* PROVIDED RECORDS:
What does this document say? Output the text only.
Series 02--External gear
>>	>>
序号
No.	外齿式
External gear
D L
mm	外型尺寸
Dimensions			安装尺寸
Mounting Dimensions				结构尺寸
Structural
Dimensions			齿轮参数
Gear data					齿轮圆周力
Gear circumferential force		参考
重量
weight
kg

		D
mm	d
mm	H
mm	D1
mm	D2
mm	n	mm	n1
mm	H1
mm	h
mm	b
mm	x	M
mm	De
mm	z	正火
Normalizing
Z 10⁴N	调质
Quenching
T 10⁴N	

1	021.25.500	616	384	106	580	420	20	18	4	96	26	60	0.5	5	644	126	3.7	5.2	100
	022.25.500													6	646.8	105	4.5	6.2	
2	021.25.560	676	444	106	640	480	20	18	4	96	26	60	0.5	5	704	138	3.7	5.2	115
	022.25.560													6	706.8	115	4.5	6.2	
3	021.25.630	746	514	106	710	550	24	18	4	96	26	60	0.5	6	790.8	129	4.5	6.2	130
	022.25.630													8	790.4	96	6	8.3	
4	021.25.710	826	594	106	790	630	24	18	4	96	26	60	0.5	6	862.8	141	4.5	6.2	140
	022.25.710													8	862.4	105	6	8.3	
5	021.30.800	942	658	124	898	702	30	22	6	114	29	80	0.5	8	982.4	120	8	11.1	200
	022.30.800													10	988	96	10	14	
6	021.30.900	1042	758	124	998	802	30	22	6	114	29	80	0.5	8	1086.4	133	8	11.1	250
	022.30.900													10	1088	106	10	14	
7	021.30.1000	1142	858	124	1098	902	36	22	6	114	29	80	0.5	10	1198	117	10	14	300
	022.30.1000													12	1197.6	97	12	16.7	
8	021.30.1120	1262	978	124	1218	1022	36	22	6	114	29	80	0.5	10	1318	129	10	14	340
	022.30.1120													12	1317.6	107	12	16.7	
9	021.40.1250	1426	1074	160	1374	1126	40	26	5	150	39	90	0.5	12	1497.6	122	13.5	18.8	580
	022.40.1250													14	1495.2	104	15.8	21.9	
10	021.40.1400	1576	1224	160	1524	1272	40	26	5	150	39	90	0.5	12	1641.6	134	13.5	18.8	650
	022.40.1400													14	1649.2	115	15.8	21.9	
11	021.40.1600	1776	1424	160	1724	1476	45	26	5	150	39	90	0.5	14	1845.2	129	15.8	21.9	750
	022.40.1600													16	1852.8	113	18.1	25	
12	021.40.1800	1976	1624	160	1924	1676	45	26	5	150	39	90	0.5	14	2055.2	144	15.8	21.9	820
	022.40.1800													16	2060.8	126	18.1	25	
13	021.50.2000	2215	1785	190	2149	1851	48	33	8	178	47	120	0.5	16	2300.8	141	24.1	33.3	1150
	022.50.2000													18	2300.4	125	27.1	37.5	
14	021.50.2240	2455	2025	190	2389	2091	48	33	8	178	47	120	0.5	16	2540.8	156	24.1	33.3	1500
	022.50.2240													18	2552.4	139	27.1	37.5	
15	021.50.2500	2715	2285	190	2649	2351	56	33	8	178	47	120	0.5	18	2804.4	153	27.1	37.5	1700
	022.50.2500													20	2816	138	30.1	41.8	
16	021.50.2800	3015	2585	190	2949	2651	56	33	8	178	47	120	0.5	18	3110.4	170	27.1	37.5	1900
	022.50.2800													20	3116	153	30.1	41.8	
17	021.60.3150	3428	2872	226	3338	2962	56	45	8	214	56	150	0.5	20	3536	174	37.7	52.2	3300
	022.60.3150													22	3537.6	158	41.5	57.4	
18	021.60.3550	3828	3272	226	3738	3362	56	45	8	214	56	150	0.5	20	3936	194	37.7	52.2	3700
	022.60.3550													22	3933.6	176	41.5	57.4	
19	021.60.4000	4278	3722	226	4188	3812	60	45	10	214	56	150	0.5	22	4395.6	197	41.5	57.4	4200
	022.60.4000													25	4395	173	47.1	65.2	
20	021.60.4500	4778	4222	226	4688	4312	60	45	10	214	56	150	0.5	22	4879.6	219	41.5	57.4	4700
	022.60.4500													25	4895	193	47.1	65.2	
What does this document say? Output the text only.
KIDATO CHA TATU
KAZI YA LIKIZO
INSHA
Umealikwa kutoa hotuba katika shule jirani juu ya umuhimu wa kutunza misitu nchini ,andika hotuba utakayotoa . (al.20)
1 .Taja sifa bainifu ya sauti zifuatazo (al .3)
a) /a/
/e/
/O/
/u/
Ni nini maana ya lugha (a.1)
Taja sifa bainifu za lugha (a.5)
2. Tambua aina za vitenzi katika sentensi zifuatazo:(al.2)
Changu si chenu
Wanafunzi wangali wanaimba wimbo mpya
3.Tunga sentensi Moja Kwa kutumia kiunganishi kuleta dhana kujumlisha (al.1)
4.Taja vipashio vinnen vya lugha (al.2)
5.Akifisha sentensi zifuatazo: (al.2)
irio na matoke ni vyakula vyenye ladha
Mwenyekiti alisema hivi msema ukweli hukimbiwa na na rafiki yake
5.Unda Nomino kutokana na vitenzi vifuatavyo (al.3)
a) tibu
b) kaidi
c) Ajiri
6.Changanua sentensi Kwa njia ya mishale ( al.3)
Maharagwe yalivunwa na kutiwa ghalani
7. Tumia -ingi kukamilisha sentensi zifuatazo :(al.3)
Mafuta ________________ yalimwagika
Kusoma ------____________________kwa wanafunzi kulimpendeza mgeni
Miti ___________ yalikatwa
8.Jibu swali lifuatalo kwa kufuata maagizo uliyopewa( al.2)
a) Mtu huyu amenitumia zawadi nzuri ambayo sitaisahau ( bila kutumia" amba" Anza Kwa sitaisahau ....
--
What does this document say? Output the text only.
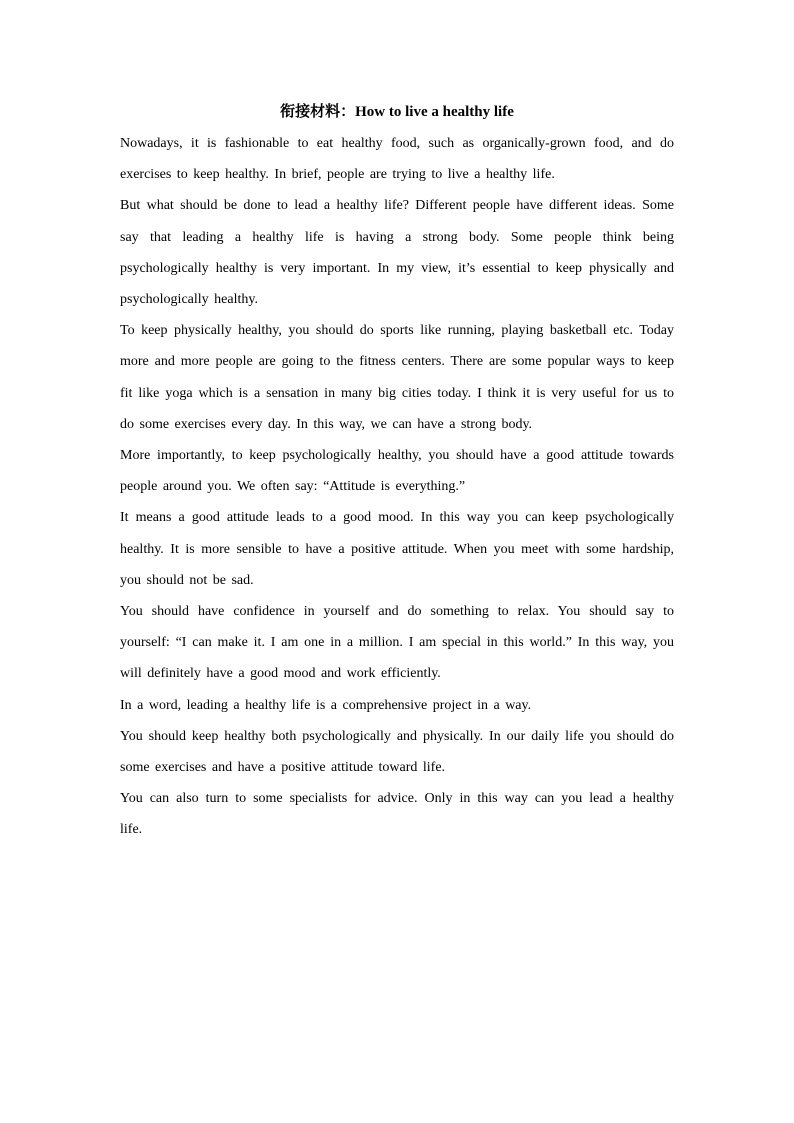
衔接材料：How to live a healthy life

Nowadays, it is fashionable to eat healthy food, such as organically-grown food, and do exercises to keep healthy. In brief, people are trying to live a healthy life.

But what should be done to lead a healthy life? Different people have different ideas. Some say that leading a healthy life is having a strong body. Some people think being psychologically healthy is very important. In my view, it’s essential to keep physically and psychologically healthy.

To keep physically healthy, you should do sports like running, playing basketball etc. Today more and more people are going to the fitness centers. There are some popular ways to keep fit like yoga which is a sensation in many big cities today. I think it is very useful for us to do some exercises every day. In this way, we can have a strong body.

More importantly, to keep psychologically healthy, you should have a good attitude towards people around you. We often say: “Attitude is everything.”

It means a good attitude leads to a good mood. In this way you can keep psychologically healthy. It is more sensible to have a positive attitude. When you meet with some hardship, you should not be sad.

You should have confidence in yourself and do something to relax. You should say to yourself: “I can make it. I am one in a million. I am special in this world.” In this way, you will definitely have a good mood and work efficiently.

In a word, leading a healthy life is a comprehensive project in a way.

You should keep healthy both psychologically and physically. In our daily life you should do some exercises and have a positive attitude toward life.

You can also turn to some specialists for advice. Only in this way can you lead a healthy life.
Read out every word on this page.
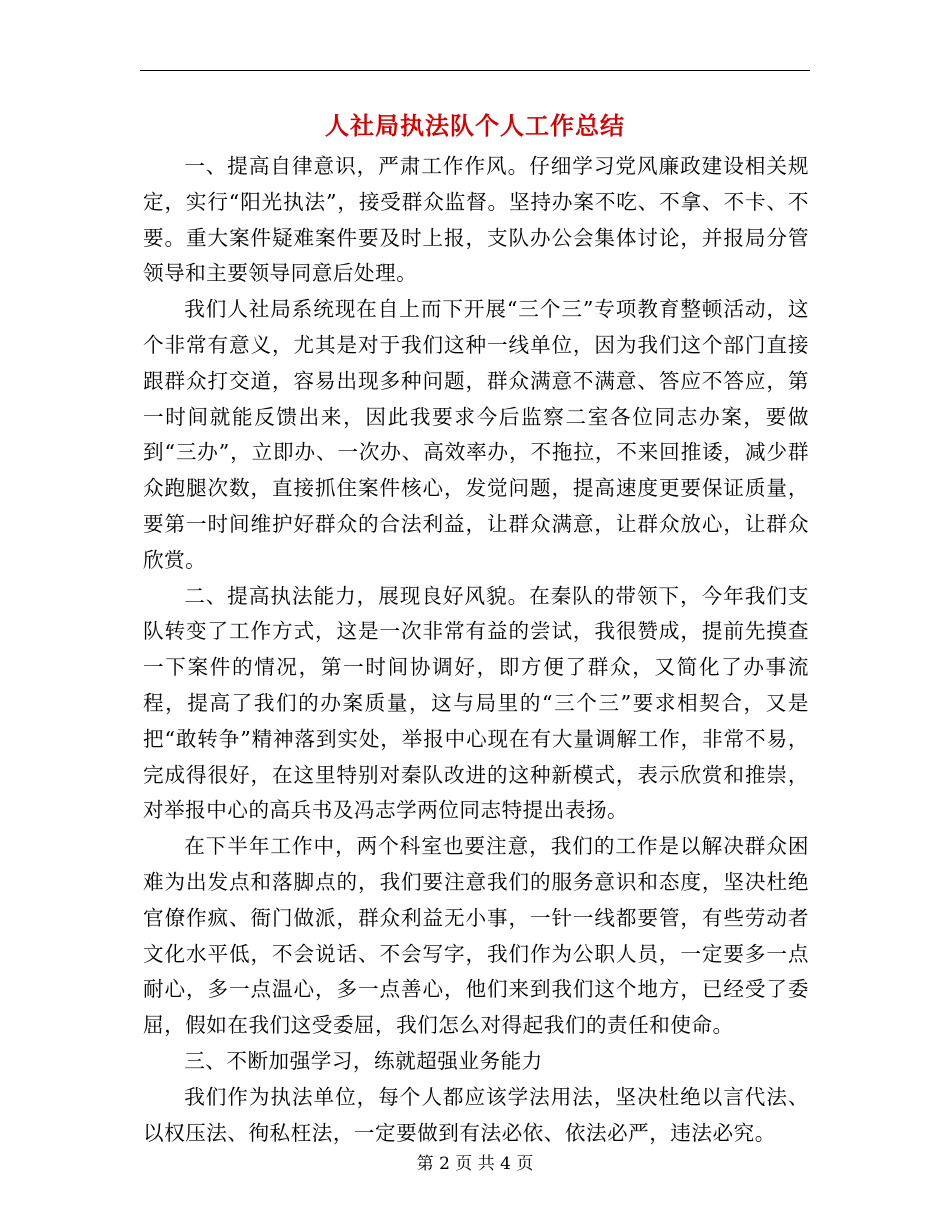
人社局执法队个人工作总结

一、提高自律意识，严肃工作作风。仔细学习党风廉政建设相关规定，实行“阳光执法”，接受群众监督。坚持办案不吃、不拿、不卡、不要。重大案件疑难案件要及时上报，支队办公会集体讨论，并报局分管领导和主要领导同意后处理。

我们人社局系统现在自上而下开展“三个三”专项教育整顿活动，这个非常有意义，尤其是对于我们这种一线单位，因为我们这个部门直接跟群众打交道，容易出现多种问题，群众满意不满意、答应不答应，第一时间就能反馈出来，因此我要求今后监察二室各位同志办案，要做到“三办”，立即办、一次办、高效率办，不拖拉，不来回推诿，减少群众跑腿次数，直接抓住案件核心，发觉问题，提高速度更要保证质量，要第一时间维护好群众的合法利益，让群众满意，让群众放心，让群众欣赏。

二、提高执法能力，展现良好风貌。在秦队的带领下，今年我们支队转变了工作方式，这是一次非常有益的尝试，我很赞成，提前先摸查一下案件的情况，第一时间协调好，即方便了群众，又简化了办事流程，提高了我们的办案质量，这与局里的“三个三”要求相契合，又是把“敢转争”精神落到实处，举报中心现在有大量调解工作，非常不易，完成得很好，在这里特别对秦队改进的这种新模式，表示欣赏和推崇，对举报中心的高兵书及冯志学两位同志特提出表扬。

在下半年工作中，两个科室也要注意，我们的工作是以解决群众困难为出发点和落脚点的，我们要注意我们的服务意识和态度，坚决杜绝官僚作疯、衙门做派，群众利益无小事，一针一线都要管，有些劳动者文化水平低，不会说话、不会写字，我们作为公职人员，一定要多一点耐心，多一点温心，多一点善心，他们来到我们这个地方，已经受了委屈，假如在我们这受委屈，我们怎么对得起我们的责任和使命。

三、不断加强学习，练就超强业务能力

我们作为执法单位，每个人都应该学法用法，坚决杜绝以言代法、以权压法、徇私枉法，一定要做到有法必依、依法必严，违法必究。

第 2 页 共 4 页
--
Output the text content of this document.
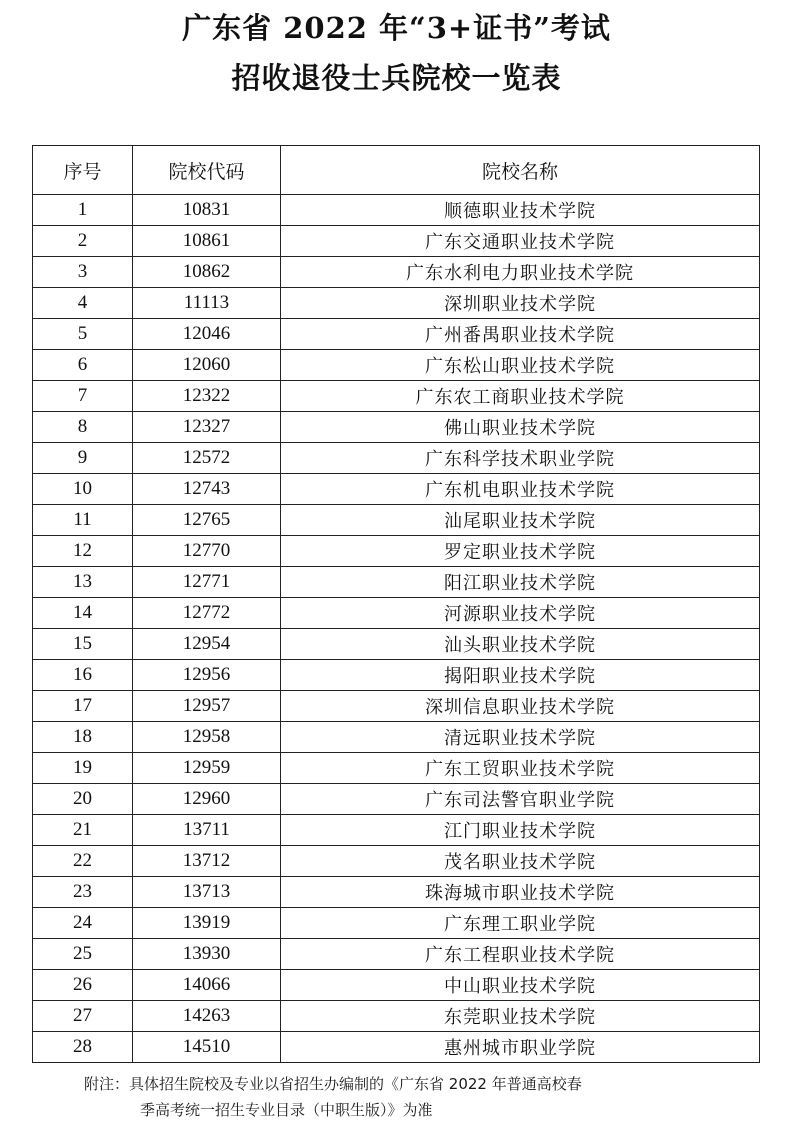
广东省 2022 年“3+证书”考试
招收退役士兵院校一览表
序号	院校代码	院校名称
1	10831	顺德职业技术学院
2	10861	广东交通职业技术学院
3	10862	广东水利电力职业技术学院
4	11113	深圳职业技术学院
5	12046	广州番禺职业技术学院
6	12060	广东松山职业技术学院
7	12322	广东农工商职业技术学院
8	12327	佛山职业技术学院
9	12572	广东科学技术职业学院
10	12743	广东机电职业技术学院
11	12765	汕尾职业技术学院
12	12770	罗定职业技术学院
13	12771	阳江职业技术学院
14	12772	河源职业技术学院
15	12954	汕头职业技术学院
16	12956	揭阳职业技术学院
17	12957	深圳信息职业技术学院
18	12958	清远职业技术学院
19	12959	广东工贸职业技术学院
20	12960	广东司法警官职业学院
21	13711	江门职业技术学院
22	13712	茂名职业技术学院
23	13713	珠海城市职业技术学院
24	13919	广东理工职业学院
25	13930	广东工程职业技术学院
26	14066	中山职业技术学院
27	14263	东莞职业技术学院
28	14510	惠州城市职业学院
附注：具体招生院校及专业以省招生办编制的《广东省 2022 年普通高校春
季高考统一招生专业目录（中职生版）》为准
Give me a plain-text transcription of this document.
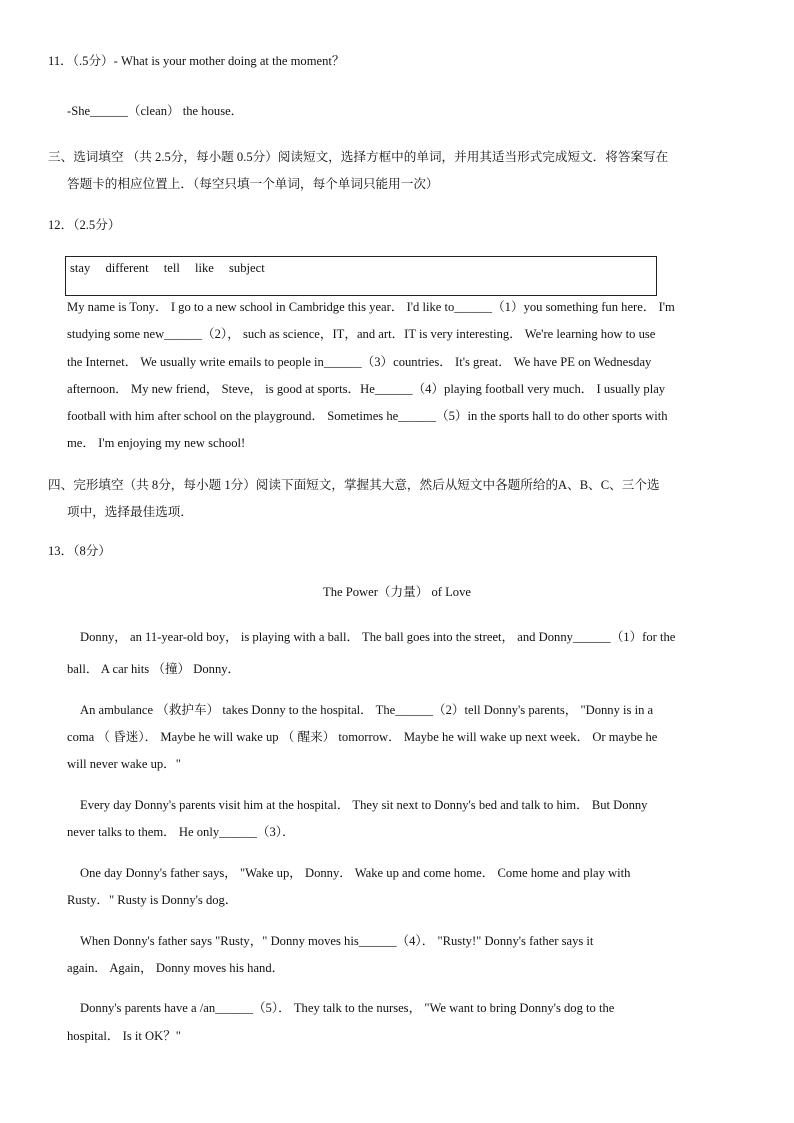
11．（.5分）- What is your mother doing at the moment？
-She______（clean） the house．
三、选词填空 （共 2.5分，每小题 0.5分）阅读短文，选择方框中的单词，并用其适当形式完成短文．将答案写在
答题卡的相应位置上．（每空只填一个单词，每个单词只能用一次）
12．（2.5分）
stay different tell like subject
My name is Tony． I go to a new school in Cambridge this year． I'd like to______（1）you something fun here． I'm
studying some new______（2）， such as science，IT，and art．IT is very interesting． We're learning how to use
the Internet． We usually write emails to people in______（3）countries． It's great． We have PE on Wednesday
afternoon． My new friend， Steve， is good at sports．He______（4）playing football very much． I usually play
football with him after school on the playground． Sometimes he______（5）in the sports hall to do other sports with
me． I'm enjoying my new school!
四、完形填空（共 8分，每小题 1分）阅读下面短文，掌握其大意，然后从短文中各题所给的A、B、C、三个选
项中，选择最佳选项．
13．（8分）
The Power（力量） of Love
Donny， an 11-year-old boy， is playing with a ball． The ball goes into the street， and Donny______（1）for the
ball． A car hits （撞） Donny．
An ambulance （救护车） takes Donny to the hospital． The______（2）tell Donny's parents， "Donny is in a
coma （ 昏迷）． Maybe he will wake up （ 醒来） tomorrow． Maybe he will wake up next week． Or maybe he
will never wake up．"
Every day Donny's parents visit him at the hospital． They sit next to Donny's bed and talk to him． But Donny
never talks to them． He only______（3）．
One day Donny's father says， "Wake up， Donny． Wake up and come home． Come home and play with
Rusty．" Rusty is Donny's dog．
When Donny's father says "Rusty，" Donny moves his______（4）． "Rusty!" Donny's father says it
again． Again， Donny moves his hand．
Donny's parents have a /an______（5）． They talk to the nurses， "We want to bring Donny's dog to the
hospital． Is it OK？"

* OBJECTIVE:
Pull every line containing the word "Dimensions" out of the entries above.

* PROBLEM SOLUTION:
Dimensions			安装尺寸
Mounting Dimensions				结构尺寸
Dimensions			齿轮参数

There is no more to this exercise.